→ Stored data
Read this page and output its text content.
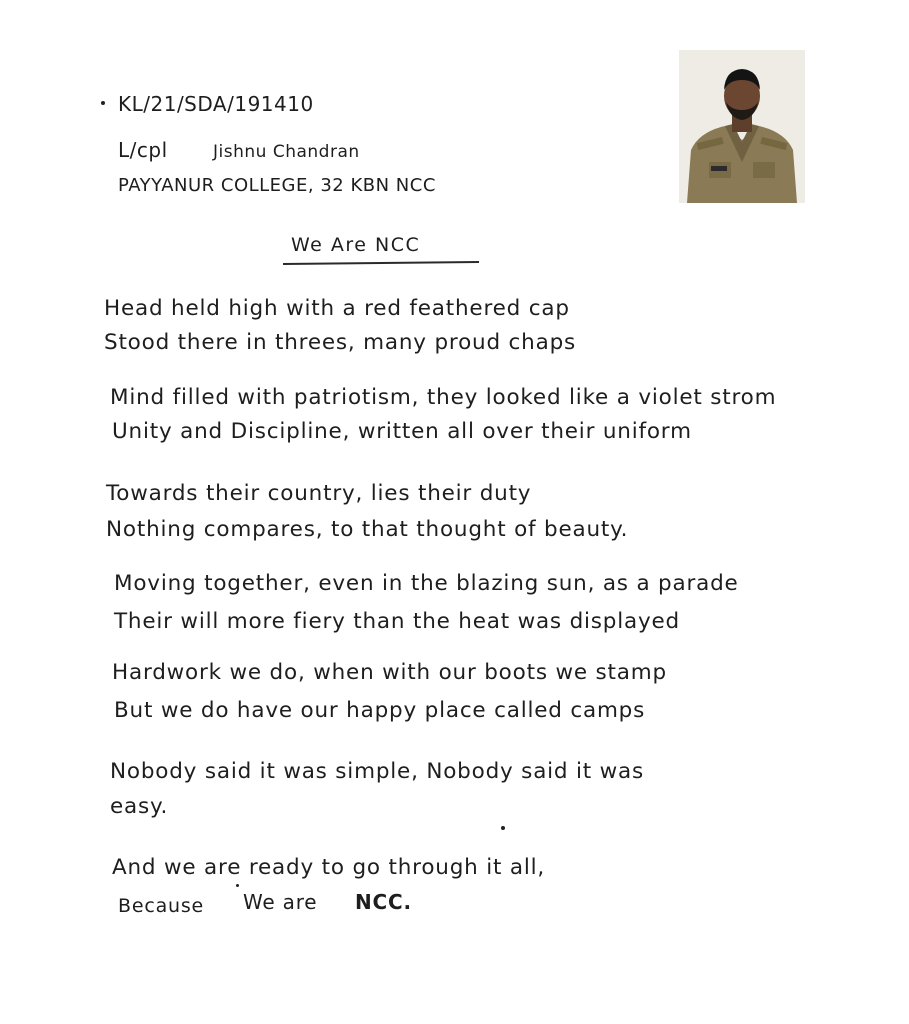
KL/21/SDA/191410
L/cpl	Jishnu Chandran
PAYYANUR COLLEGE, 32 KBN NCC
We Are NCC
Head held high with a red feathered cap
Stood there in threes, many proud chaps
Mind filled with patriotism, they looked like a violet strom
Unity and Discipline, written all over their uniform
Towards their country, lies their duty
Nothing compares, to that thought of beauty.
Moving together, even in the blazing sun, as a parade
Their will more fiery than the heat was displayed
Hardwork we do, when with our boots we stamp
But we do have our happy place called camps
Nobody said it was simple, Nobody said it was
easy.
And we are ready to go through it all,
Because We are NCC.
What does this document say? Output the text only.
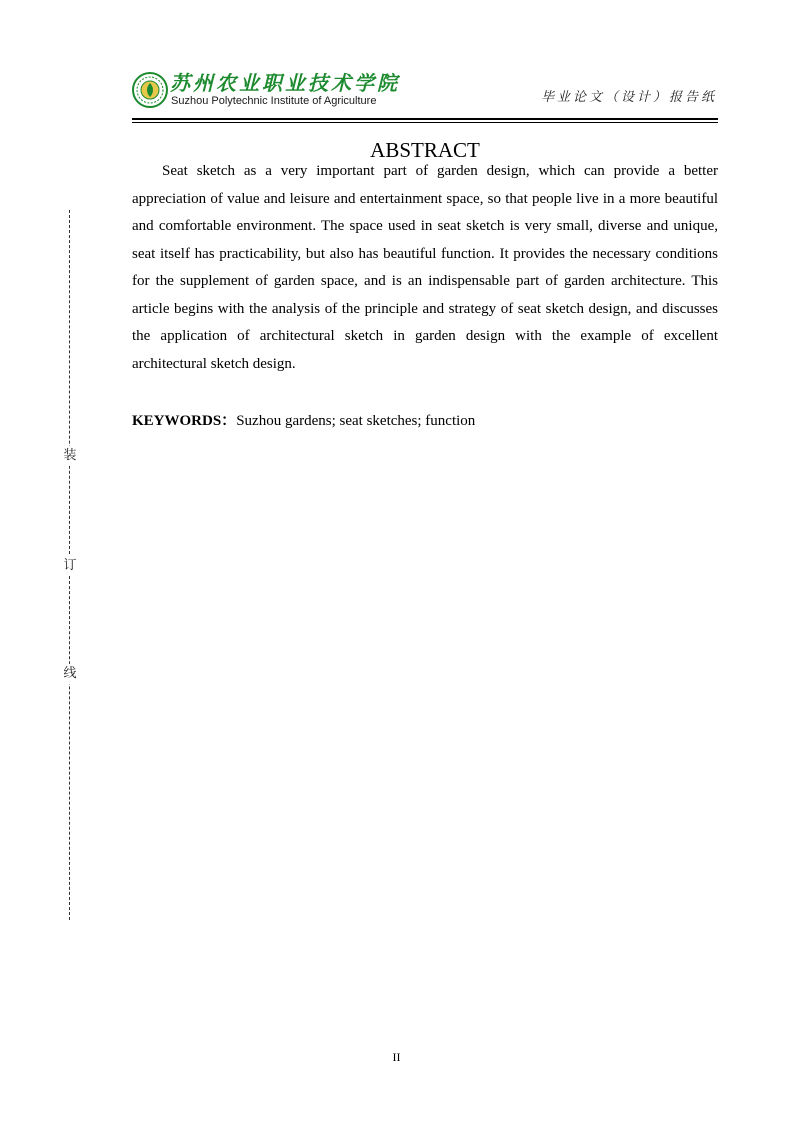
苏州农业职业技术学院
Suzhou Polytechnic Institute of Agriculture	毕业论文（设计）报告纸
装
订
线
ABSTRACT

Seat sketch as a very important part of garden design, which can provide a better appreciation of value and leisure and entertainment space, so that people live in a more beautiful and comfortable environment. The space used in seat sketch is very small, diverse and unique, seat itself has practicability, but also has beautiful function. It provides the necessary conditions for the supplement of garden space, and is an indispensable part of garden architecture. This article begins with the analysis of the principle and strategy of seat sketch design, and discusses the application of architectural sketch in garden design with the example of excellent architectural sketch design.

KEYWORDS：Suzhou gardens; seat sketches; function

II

→ Task requirements
Please transcribe the material above exactly as written. Leave the pictures out.

→ Final result
Read this page and output its text content.
KL/21/SDA/191410
L/cpl	Jishnu Chandran
PAYYANUR COLLEGE, 32 KBN NCC
We Are NCC
Head held high with a red feathered cap
Stood there in threes, many proud chaps
Mind filled with patriotism, they looked like a violet strom
Unity and Discipline, written all over their uniform
Towards their country, lies their duty
Nothing compares, to that thought of beauty.
Moving together, even in the blazing sun, as a parade
Their will more fiery than the heat was displayed
Hardwork we do, when with our boots we stamp
But we do have our happy place called camps
Nobody said it was simple, Nobody said it was
easy.
And we are ready to go through it all,
Because We are NCC.
What does this document say? Output the text only.
苏州农业职业技术学院
Suzhou Polytechnic Institute of Agriculture	毕业论文（设计）报告纸
装
订
线
ABSTRACT

Seat sketch as a very important part of garden design, which can provide a better appreciation of value and leisure and entertainment space, so that people live in a more beautiful and comfortable environment. The space used in seat sketch is very small, diverse and unique, seat itself has practicability, but also has beautiful function. It provides the necessary conditions for the supplement of garden space, and is an indispensable part of garden architecture. This article begins with the analysis of the principle and strategy of seat sketch design, and discusses the application of architectural sketch in garden design with the example of excellent architectural sketch design.

KEYWORDS：Suzhou gardens; seat sketches; function

II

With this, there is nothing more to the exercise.